▶ **AIM OF THE TASK**
Copy out all lines that carry the word "ПЛАНЕТА".
BEGIN RECORDS SHOWN
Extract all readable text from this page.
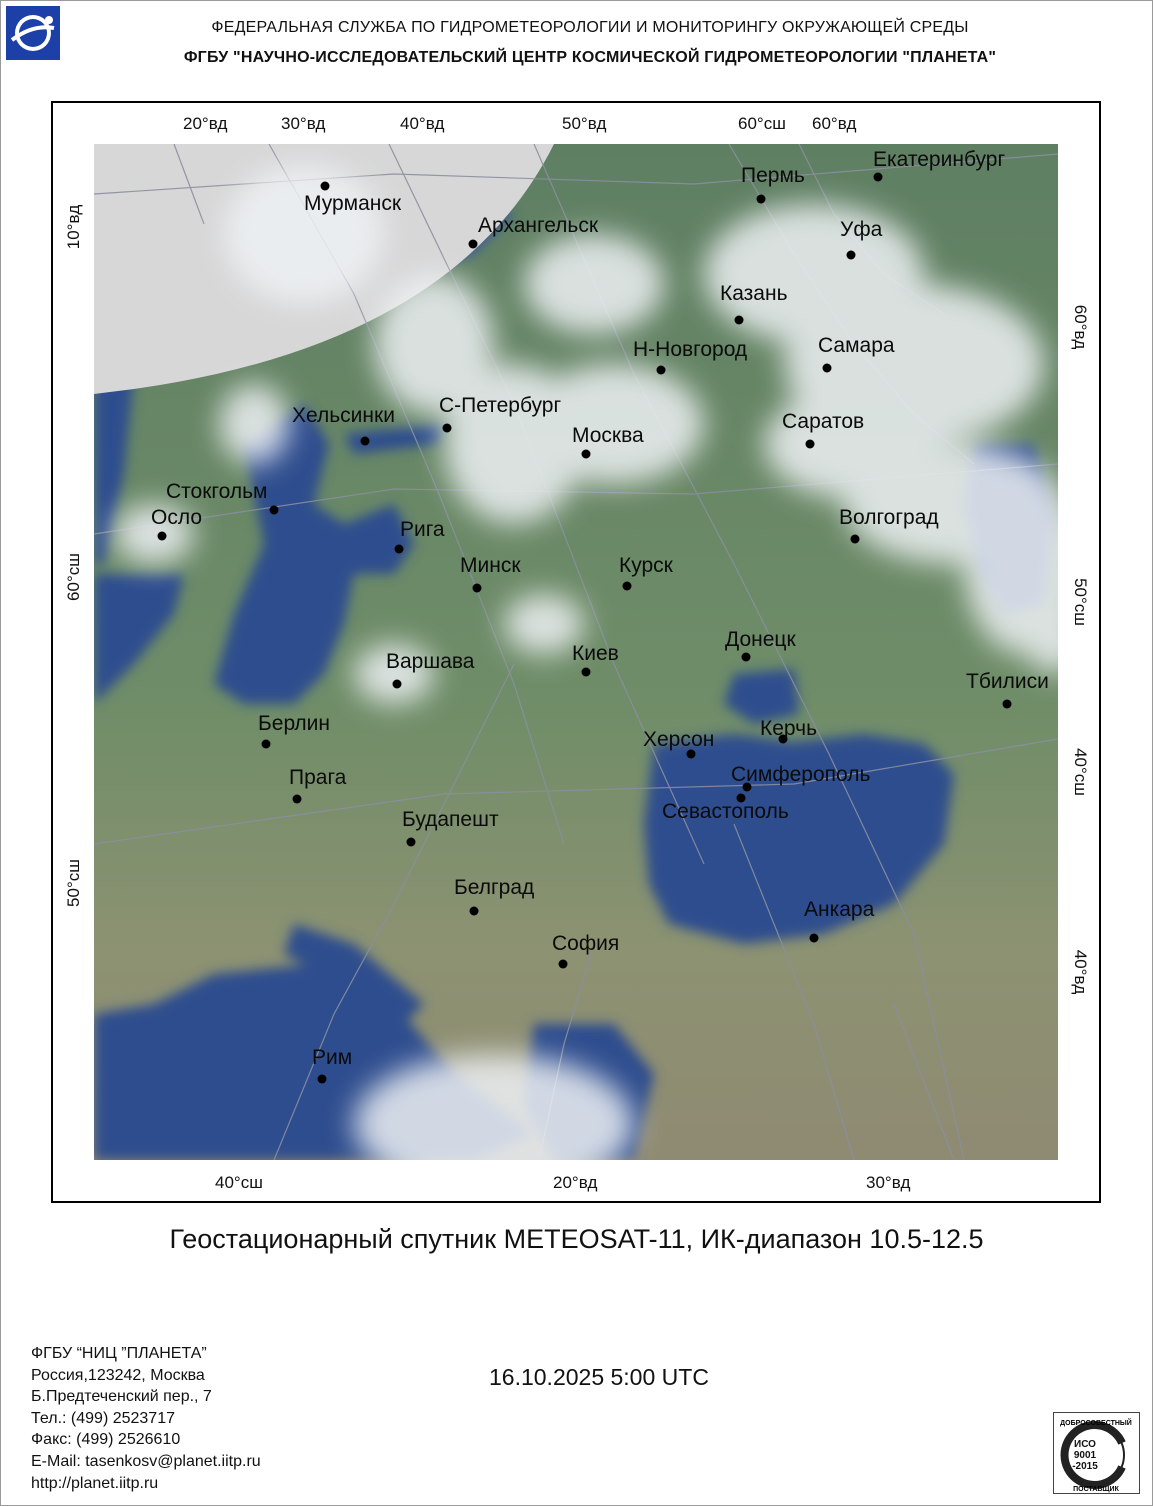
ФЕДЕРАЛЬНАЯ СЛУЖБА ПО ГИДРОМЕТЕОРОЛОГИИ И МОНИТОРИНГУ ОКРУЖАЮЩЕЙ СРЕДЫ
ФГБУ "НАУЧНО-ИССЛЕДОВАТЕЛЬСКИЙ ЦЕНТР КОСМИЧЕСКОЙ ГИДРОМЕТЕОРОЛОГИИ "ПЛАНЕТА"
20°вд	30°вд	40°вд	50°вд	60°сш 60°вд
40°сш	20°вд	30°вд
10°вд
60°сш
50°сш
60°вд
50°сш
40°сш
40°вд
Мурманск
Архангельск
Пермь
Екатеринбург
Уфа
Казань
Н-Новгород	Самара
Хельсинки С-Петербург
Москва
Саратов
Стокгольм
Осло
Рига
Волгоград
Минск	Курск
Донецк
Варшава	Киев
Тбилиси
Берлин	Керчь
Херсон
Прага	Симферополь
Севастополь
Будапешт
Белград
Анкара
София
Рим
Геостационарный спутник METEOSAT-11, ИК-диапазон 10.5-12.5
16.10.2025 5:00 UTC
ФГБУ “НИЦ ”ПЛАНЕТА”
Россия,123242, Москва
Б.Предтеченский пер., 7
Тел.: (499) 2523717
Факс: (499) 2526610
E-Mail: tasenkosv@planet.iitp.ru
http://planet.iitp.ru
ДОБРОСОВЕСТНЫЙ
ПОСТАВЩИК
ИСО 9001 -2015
END RECORDS SHOWN
BEGIN RECORDS SHOWN
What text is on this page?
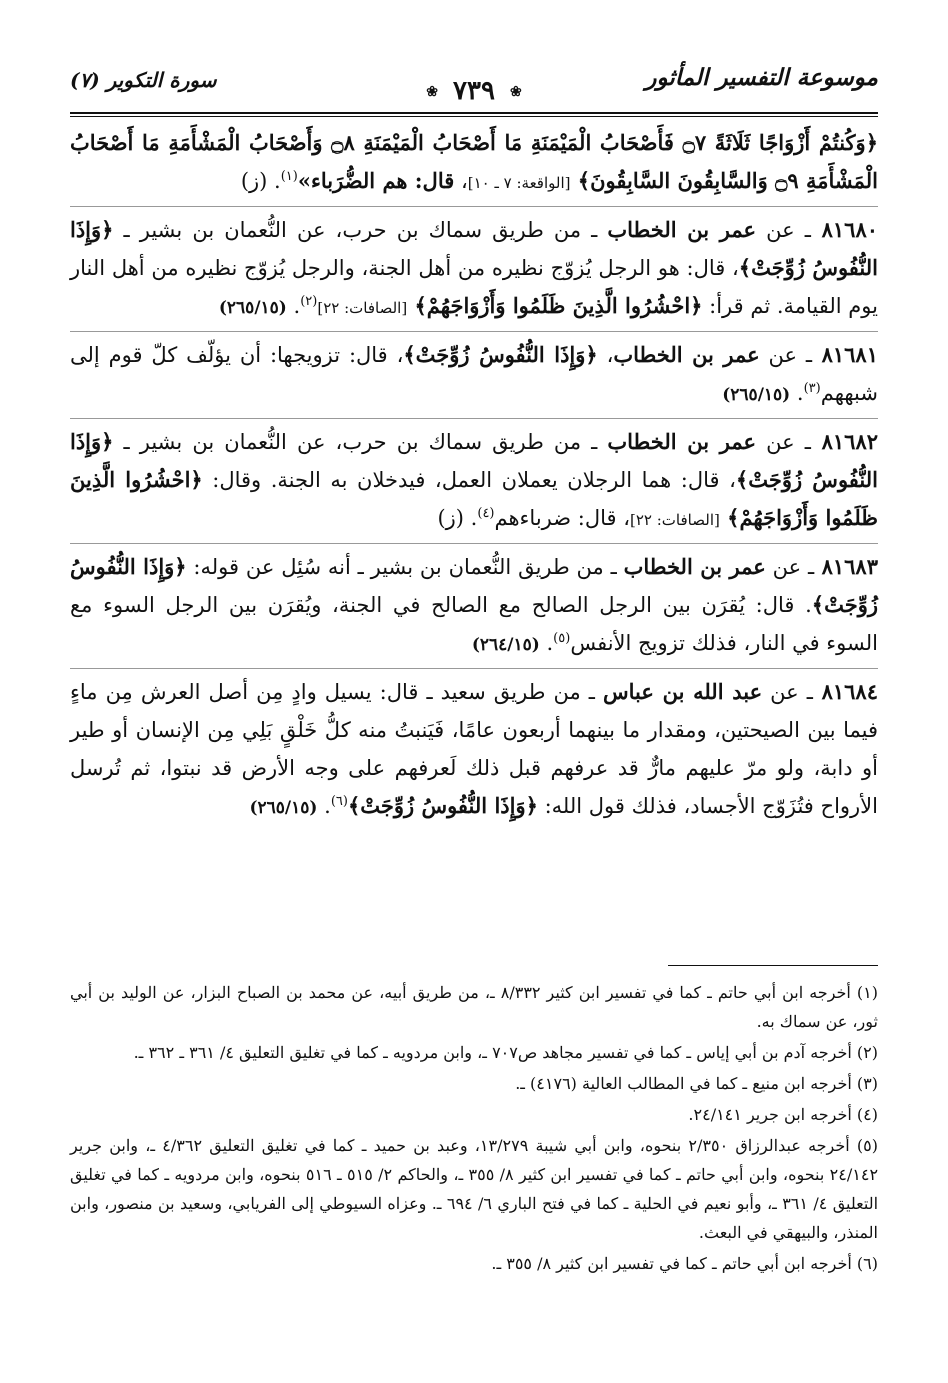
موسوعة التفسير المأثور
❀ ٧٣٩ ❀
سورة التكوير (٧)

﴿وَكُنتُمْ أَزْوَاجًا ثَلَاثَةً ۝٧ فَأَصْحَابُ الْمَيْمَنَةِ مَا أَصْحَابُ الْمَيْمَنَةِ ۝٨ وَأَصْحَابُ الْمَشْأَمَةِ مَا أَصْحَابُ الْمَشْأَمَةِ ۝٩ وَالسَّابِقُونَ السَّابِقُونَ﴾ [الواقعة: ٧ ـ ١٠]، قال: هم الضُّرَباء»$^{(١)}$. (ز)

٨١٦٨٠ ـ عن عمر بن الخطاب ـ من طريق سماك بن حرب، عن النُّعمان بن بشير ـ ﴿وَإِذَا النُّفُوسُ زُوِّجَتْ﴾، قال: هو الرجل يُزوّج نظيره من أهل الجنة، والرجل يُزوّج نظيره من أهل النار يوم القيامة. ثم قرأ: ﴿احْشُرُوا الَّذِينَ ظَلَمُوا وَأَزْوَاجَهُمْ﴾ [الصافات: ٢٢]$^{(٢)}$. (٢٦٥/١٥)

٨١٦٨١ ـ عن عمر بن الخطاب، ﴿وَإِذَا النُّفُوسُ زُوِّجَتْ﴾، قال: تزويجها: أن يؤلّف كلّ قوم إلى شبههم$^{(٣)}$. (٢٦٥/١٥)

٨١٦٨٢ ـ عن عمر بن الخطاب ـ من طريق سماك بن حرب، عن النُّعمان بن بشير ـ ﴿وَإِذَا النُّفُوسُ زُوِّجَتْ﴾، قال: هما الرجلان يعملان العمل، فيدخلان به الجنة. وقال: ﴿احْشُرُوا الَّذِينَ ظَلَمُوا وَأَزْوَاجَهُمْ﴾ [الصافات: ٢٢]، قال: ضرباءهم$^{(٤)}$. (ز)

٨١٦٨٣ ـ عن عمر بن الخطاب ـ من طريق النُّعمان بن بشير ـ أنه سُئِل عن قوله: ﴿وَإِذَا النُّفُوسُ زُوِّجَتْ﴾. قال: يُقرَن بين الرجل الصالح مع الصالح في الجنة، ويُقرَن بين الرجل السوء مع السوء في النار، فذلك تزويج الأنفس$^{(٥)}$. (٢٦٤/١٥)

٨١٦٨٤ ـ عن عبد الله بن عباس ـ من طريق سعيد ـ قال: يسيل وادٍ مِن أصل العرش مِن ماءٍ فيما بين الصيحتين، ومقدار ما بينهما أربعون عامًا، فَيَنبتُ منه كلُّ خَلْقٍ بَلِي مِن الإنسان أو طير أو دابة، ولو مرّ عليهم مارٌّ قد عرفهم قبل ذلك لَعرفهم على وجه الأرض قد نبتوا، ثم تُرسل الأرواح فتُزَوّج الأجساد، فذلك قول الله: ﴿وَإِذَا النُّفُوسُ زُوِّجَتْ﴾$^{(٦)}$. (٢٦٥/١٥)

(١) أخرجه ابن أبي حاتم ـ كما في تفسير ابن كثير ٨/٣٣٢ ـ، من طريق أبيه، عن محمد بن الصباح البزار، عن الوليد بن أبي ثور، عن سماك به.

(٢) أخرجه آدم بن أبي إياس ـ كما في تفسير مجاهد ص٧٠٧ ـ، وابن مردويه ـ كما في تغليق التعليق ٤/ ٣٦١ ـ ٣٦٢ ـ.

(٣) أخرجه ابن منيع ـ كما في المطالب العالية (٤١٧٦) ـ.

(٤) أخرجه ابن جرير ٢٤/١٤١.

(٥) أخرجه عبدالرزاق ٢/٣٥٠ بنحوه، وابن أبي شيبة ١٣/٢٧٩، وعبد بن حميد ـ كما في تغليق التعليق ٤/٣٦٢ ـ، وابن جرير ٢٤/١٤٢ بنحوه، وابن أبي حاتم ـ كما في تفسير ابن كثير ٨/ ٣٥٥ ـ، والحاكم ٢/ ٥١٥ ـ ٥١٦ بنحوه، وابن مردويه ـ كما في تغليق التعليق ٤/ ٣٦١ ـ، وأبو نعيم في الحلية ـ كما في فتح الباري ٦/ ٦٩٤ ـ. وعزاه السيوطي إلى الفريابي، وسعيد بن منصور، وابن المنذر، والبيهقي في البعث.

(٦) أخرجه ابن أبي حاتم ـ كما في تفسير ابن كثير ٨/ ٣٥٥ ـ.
END RECORDS SHOWN
BEGIN RECORDS SHOWN
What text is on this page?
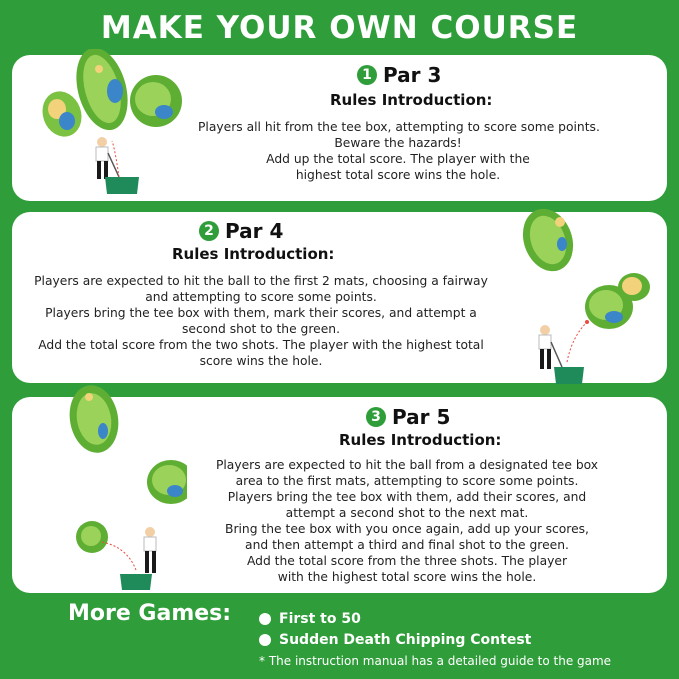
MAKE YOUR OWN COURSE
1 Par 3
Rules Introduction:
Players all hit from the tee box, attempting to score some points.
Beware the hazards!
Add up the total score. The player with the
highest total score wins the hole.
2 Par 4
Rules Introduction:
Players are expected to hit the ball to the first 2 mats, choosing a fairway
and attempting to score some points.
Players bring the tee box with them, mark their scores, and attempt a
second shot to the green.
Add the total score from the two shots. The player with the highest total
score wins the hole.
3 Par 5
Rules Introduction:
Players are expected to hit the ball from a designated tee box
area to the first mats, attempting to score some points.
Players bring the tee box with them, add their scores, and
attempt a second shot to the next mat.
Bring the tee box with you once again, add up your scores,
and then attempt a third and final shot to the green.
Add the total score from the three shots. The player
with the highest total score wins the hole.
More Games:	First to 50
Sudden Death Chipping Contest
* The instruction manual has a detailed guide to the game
END RECORDS SHOWN
▶ **THE OUTPUT**
ФГБУ "НАУЧНО-ИССЛЕДОВАТЕЛЬСКИЙ ЦЕНТР КОСМИЧЕСКОЙ ГИДРОМЕТЕОРОЛОГИИ "ПЛАНЕТА"
ФГБУ “НИЦ ”ПЛАНЕТА”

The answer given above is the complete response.